Reproduce word for word the part of the passage on religious life and asceticism that opens with the words containing "In fact, after" and closes with "Jesus the Saviour.".

[Provided passage]
★ ★ ★ ★ ★ ★ ★

In fact, after the sin, we cannot find God in the world ipso facto,
but we need to exercise "asceticism as an exercise of distance", through
which the seductive power of things comes to be exorcised , so that they
may be restored to their true nature.
This means also to witness the acceptance of the cross of our own life,
to purify the use we make of things, to understand once again the
meaning of trials and re-establish in our life the relation between the
immediate and the ultimate end; to re-establish the role of sacrifice,
which is the sign and the journey of our freedom. The cross is the
condition of our full communion with Jesus the Saviour.
Moreover, it means to recuperate the importance of being masters of
spiritual life, spiritual mothers and fathers who know how to help
others in the big fight against the malign, in view of the
eschatological fulfilment of history.
The monks and, therefore, the religious have always been masters of
prayer, of spiritual fight, of discernment of thoughts, clearness of the
end , witnesses of the risen life. They have always been masters of an
action, which transmitted first of all God's love for man. It is enough
to bring out the example of our Founders..
4.
Laity and religious in the evangelisation: a mature experience of
Christian life
The living together of lay and religious faithful in the Church, in
communion with the Pastors,
at the service of the Gospel of Christ, becomes a sign of mature
Christian life before the world.

★ ★ ★ ★ ★ ★ ★

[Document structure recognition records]
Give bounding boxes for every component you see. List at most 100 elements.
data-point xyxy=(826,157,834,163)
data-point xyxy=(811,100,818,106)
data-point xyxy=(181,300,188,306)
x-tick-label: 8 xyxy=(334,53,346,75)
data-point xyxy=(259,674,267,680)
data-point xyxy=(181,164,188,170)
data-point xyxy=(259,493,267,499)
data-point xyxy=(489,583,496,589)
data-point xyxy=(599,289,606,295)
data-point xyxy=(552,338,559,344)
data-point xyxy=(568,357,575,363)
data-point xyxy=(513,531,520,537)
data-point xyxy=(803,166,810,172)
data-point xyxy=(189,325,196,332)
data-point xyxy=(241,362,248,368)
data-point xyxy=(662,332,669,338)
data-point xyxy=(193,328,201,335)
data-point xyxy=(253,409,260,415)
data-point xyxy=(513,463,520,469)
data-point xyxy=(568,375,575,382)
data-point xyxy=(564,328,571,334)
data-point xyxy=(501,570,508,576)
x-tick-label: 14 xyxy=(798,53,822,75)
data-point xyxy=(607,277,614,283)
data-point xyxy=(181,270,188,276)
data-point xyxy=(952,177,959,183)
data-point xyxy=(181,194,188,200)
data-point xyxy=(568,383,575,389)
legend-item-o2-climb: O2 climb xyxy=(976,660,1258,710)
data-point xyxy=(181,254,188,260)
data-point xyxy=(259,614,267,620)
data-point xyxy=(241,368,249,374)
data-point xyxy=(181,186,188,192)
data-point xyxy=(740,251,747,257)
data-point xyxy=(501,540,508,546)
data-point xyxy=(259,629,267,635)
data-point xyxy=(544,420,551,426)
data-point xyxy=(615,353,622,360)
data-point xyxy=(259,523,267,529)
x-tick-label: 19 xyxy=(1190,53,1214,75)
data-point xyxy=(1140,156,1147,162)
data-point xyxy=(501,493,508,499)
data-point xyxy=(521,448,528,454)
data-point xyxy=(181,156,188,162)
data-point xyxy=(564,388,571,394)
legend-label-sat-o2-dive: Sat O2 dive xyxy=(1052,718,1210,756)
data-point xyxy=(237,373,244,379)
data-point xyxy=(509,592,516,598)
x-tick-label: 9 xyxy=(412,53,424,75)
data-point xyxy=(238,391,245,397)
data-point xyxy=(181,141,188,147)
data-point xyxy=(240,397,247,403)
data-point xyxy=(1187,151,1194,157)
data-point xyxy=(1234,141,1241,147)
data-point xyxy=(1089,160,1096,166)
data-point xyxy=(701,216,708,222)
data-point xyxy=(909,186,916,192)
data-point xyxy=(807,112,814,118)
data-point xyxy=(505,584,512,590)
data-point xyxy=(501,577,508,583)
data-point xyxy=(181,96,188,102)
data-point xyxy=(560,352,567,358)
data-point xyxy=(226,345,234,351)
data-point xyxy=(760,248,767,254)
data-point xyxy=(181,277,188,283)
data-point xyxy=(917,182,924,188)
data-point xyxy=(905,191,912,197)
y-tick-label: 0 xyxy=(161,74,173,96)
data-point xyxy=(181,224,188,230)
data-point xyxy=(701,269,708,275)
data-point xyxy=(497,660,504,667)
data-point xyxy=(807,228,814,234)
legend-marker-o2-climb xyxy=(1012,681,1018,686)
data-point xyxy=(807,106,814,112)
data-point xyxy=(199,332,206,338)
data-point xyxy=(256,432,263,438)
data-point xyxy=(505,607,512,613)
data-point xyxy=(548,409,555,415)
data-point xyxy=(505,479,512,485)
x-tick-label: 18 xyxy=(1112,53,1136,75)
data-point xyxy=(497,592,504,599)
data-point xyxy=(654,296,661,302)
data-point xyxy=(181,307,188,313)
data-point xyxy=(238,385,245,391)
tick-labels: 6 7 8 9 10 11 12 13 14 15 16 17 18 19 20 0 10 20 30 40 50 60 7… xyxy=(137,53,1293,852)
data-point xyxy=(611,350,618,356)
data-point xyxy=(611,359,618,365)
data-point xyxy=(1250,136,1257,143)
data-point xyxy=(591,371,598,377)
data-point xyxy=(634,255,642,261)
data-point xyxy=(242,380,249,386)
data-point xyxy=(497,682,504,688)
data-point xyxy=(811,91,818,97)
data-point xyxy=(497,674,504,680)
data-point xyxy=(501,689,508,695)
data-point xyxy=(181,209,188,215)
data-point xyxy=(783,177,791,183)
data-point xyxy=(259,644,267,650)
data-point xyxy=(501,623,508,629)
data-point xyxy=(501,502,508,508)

★ ★ ★ ★ ★ ★ ★

[Solved problem]
In fact, after the sin, we cannot find God in the world ipso facto,
but we need to exercise "asceticism as an exercise of distance", through
which the seductive power of things comes to be exorcised , so that they
may be restored to their true nature.
This means also to witness the acceptance of the cross of our own life,
to purify the use we make of things, to understand once again the
meaning of trials and re-establish in our life the relation between the
immediate and the ultimate end; to re-establish the role of sacrifice,
which is the sign and the journey of our freedom. The cross is the
condition of our full communion with Jesus the Saviour.